Given information.
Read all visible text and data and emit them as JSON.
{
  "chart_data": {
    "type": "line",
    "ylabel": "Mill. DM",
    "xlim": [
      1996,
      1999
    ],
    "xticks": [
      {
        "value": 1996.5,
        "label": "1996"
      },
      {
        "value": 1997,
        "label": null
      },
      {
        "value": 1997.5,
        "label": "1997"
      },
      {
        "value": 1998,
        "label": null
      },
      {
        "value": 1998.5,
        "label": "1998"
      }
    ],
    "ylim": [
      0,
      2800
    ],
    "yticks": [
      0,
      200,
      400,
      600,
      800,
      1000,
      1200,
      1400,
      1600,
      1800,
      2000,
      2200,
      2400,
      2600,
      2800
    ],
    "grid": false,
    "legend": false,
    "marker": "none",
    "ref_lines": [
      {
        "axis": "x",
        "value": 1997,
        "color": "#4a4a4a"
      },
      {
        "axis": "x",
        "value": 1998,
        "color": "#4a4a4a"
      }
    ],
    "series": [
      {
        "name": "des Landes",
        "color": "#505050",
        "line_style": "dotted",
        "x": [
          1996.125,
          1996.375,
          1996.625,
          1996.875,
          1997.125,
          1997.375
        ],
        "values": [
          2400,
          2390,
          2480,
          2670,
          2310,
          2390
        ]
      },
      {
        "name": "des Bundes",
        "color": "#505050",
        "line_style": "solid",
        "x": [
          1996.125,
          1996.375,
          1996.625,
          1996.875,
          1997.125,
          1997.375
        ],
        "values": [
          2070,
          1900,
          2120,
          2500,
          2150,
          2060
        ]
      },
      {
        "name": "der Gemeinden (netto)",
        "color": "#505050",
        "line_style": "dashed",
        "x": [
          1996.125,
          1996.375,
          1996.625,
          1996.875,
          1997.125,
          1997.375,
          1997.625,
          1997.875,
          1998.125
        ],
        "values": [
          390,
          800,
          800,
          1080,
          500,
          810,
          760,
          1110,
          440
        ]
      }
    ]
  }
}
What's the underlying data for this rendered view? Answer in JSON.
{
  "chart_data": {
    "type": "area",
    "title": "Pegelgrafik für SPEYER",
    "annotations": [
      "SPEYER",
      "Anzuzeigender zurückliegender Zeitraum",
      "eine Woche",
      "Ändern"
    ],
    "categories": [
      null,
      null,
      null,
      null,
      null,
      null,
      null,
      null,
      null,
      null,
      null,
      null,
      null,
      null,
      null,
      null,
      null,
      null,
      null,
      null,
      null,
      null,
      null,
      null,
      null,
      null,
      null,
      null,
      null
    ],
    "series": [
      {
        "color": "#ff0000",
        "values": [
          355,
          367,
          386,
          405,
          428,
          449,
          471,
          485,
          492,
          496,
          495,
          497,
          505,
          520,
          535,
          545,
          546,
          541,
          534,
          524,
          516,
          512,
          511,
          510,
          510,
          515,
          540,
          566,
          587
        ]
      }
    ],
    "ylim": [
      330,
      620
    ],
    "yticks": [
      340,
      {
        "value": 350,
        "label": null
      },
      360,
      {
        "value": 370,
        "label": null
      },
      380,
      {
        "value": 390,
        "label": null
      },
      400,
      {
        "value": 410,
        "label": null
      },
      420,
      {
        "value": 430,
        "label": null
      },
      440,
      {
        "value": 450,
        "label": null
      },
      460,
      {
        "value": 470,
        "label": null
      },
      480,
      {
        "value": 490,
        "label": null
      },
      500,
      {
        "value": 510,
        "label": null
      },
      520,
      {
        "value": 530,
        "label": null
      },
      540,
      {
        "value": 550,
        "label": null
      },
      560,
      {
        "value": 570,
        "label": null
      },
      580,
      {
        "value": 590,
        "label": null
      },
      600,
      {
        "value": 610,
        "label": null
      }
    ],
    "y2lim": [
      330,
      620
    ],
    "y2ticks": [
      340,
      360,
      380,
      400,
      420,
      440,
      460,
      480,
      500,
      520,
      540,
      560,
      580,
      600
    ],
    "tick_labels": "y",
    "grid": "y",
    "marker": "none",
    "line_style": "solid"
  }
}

Required task.
Give back the data above exactly as it appears.

Answer for the task.
Read all visible text and data and emit them as JSON.
{
  "chart_data": {
    "type": "line",
    "ylabel": "Mill. DM",
    "xlim": [
      1996,
      1999
    ],
    "xticks": [
      {
        "value": 1996.5,
        "label": "1996"
      },
      {
        "value": 1997,
        "label": null
      },
      {
        "value": 1997.5,
        "label": "1997"
      },
      {
        "value": 1998,
        "label": null
      },
      {
        "value": 1998.5,
        "label": "1998"
      }
    ],
    "ylim": [
      0,
      2800
    ],
    "yticks": [
      0,
      200,
      400,
      600,
      800,
      1000,
      1200,
      1400,
      1600,
      1800,
      2000,
      2200,
      2400,
      2600,
      2800
    ],
    "grid": false,
    "legend": false,
    "marker": "none",
    "ref_lines": [
      {
        "axis": "x",
        "value": 1997,
        "color": "#4a4a4a"
      },
      {
        "axis": "x",
        "value": 1998,
        "color": "#4a4a4a"
      }
    ],
    "series": [
      {
        "name": "des Landes",
        "color": "#505050",
        "line_style": "dotted",
        "x": [
          1996.125,
          1996.375,
          1996.625,
          1996.875,
          1997.125,
          1997.375
        ],
        "values": [
          2400,
          2390,
          2480,
          2670,
          2310,
          2390
        ]
      },
      {
        "name": "des Bundes",
        "color": "#505050",
        "line_style": "solid",
        "x": [
          1996.125,
          1996.375,
          1996.625,
          1996.875,
          1997.125,
          1997.375
        ],
        "values": [
          2070,
          1900,
          2120,
          2500,
          2150,
          2060
        ]
      },
      {
        "name": "der Gemeinden (netto)",
        "color": "#505050",
        "line_style": "dashed",
        "x": [
          1996.125,
          1996.375,
          1996.625,
          1996.875,
          1997.125,
          1997.375,
          1997.625,
          1997.875,
          1998.125
        ],
        "values": [
          390,
          800,
          800,
          1080,
          500,
          810,
          760,
          1110,
          440
        ]
      }
    ]
  }
}
What's the underlying data for this rendered view? Answer in JSON.
{
  "chart_data": {
    "type": "area",
    "title": "Pegelgrafik für SPEYER",
    "annotations": [
      "SPEYER",
      "Anzuzeigender zurückliegender Zeitraum",
      "eine Woche",
      "Ändern"
    ],
    "categories": [
      null,
      null,
      null,
      null,
      null,
      null,
      null,
      null,
      null,
      null,
      null,
      null,
      null,
      null,
      null,
      null,
      null,
      null,
      null,
      null,
      null,
      null,
      null,
      null,
      null,
      null,
      null,
      null,
      null
    ],
    "series": [
      {
        "color": "#ff0000",
        "values": [
          355,
          367,
          386,
          405,
          428,
          449,
          471,
          485,
          492,
          496,
          495,
          497,
          505,
          520,
          535,
          545,
          546,
          541,
          534,
          524,
          516,
          512,
          511,
          510,
          510,
          515,
          540,
          566,
          587
        ]
      }
    ],
    "ylim": [
      330,
      620
    ],
    "yticks": [
      340,
      {
        "value": 350,
        "label": null
      },
      360,
      {
        "value": 370,
        "label": null
      },
      380,
      {
        "value": 390,
        "label": null
      },
      400,
      {
        "value": 410,
        "label": null
      },
      420,
      {
        "value": 430,
        "label": null
      },
      440,
      {
        "value": 450,
        "label": null
      },
      460,
      {
        "value": 470,
        "label": null
      },
      480,
      {
        "value": 490,
        "label": null
      },
      500,
      {
        "value": 510,
        "label": null
      },
      520,
      {
        "value": 530,
        "label": null
      },
      540,
      {
        "value": 550,
        "label": null
      },
      560,
      {
        "value": 570,
        "label": null
      },
      580,
      {
        "value": 590,
        "label": null
      },
      600,
      {
        "value": 610,
        "label": null
      }
    ],
    "y2lim": [
      330,
      620
    ],
    "y2ticks": [
      340,
      360,
      380,
      400,
      420,
      440,
      460,
      480,
      500,
      520,
      540,
      560,
      580,
      600
    ],
    "tick_labels": "y",
    "grid": "y",
    "marker": "none",
    "line_style": "solid"
  }
}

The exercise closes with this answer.